WHAT IS ASKED ▸ Scan each line of the records for the word "gouv" and extract the ones that have it.
○ ○ ○ ○ ○ ○ ○
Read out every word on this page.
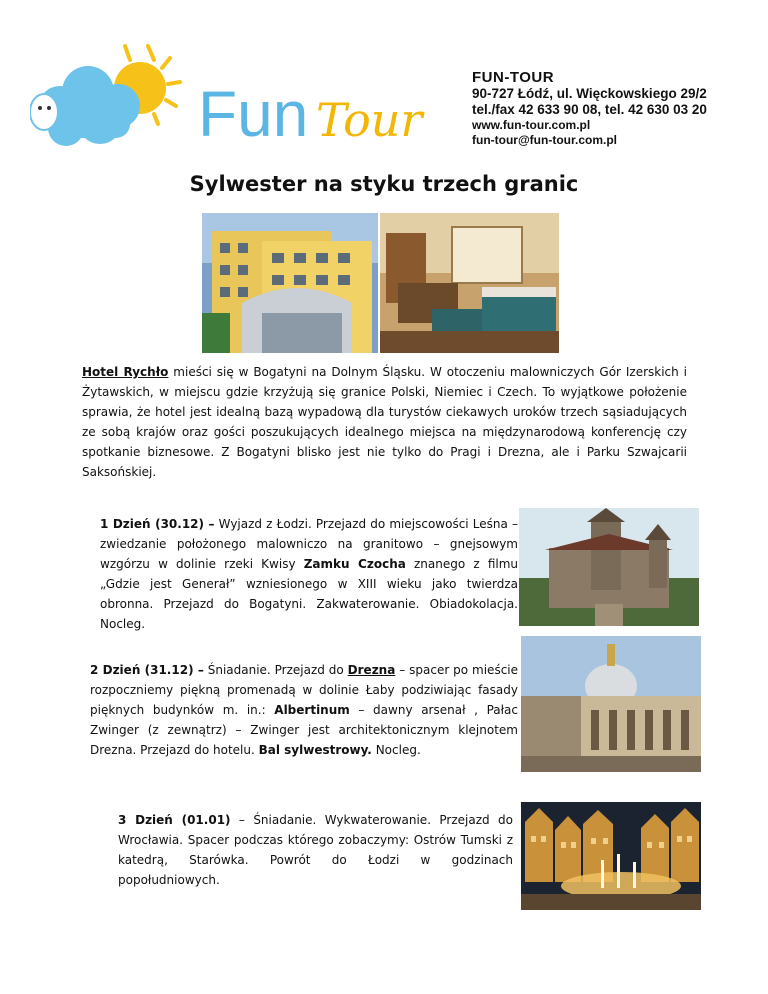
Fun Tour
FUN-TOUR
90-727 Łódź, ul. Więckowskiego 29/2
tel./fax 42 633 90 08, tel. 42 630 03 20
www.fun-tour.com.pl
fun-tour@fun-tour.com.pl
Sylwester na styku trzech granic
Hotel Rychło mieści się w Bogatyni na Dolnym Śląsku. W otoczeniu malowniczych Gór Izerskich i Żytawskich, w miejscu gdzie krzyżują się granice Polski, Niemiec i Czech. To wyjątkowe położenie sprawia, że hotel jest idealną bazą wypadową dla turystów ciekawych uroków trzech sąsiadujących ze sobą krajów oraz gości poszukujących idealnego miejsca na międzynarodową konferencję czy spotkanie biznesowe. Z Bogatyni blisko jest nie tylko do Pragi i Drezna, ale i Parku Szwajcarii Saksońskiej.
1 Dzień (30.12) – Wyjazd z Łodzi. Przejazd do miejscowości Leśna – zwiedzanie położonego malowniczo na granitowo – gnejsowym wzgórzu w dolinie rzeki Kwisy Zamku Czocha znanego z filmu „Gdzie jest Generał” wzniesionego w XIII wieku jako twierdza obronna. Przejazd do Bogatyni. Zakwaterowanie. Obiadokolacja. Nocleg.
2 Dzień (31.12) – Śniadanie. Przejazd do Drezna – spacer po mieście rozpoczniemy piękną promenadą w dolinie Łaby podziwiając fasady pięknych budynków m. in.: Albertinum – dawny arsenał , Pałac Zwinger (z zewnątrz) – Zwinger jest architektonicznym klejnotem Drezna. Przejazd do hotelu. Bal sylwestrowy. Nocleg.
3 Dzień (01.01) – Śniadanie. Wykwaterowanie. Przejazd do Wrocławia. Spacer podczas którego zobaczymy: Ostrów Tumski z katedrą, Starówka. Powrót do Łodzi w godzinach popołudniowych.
○ ○ ○ ○ ○ ○ ○
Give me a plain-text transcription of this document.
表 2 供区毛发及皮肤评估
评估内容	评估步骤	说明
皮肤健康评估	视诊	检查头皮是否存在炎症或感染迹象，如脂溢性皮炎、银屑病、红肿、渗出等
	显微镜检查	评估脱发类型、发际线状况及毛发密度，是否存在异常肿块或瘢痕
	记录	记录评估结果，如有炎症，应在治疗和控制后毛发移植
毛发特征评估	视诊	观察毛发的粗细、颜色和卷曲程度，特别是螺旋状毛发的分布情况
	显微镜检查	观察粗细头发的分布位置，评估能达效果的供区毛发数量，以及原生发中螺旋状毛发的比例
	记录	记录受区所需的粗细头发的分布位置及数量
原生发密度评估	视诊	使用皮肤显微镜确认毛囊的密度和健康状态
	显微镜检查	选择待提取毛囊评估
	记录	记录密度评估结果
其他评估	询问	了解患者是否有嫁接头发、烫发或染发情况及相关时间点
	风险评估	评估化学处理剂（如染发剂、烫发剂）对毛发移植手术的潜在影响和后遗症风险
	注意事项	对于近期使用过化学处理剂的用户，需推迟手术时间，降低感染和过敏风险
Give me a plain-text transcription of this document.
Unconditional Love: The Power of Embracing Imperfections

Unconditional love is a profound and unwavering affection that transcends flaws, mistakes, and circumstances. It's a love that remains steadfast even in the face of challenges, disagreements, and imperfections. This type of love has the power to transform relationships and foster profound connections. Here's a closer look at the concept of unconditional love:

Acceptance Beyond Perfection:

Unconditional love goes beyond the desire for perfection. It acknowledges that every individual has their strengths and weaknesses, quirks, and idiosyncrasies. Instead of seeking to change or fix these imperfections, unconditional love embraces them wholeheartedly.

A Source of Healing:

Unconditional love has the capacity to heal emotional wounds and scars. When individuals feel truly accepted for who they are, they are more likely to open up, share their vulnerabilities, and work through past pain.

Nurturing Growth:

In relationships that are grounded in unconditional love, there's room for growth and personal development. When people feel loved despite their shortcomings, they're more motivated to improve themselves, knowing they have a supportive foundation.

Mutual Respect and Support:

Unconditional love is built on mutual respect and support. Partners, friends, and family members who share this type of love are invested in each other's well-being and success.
○ ○ ○ ○ ○ ○ ○
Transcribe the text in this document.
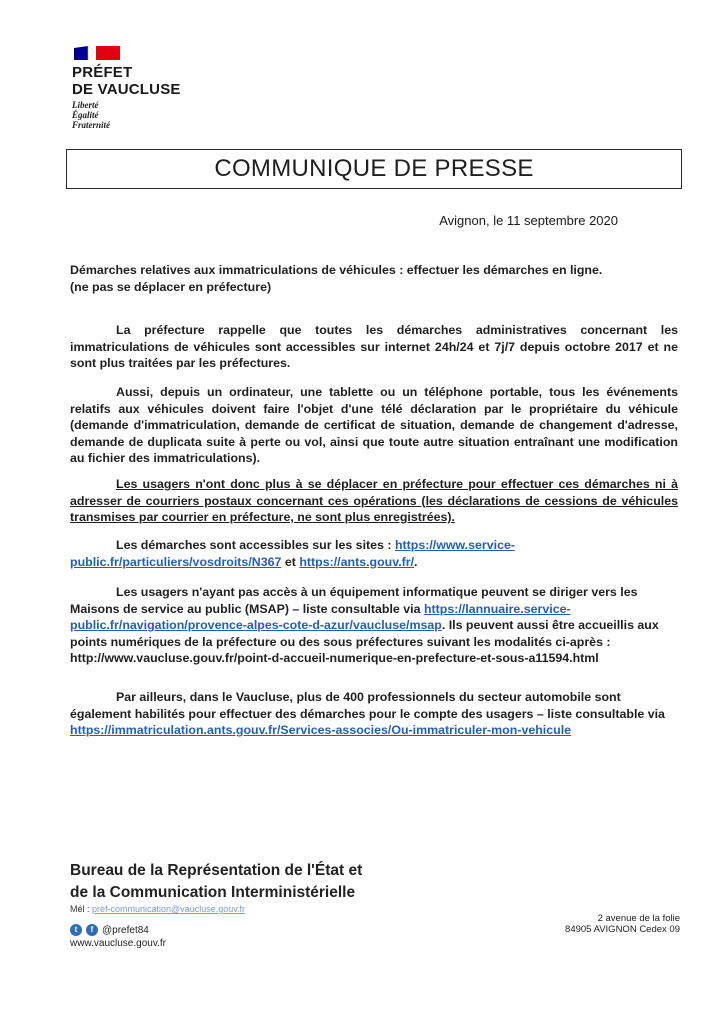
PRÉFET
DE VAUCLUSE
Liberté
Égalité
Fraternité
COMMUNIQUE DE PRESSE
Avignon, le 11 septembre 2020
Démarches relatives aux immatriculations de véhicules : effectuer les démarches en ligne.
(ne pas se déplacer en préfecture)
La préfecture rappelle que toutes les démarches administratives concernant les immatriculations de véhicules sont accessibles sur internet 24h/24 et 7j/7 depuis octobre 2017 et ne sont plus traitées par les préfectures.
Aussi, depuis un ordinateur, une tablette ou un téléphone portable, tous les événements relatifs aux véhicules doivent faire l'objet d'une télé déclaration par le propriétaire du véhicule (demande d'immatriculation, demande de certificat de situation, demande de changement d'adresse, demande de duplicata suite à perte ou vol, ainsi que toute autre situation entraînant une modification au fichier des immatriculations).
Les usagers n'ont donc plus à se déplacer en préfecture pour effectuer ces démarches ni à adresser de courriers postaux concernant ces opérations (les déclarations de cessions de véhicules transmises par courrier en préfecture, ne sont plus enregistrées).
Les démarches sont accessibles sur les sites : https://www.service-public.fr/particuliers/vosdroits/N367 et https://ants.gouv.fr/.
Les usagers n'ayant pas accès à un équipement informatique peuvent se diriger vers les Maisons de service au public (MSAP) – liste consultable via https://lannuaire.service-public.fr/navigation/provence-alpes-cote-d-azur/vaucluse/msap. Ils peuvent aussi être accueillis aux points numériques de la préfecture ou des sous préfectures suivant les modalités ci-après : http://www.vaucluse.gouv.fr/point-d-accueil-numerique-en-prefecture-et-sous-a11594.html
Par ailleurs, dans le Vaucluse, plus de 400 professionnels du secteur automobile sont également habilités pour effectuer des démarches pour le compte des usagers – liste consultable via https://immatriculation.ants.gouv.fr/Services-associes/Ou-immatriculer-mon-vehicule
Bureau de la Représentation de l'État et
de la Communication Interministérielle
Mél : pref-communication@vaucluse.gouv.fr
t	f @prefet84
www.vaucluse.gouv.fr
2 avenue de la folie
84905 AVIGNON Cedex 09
○ ○ ○ ○ ○ ○ ○
FINISHED EXERCISE ▸
Les démarches sont accessibles sur les sites : https://www.service-public.fr/particuliers/vosdroits/N367 et https://ants.gouv.fr/.
Les usagers n'ayant pas accès à un équipement informatique peuvent se diriger vers les Maisons de service au public (MSAP) – liste consultable via https://lannuaire.service-public.fr/navigation/provence-alpes-cote-d-azur/vaucluse/msap. Ils peuvent aussi être accueillis aux points numériques de la préfecture ou des sous préfectures suivant les modalités ci-après : http://www.vaucluse.gouv.fr/point-d-accueil-numerique-en-prefecture-et-sous-a11594.html
Par ailleurs, dans le Vaucluse, plus de 400 professionnels du secteur automobile sont également habilités pour effectuer des démarches pour le compte des usagers – liste consultable via https://immatriculation.ants.gouv.fr/Services-associes/Ou-immatriculer-mon-vehicule
Mél : pref-communication@vaucluse.gouv.fr
www.vaucluse.gouv.fr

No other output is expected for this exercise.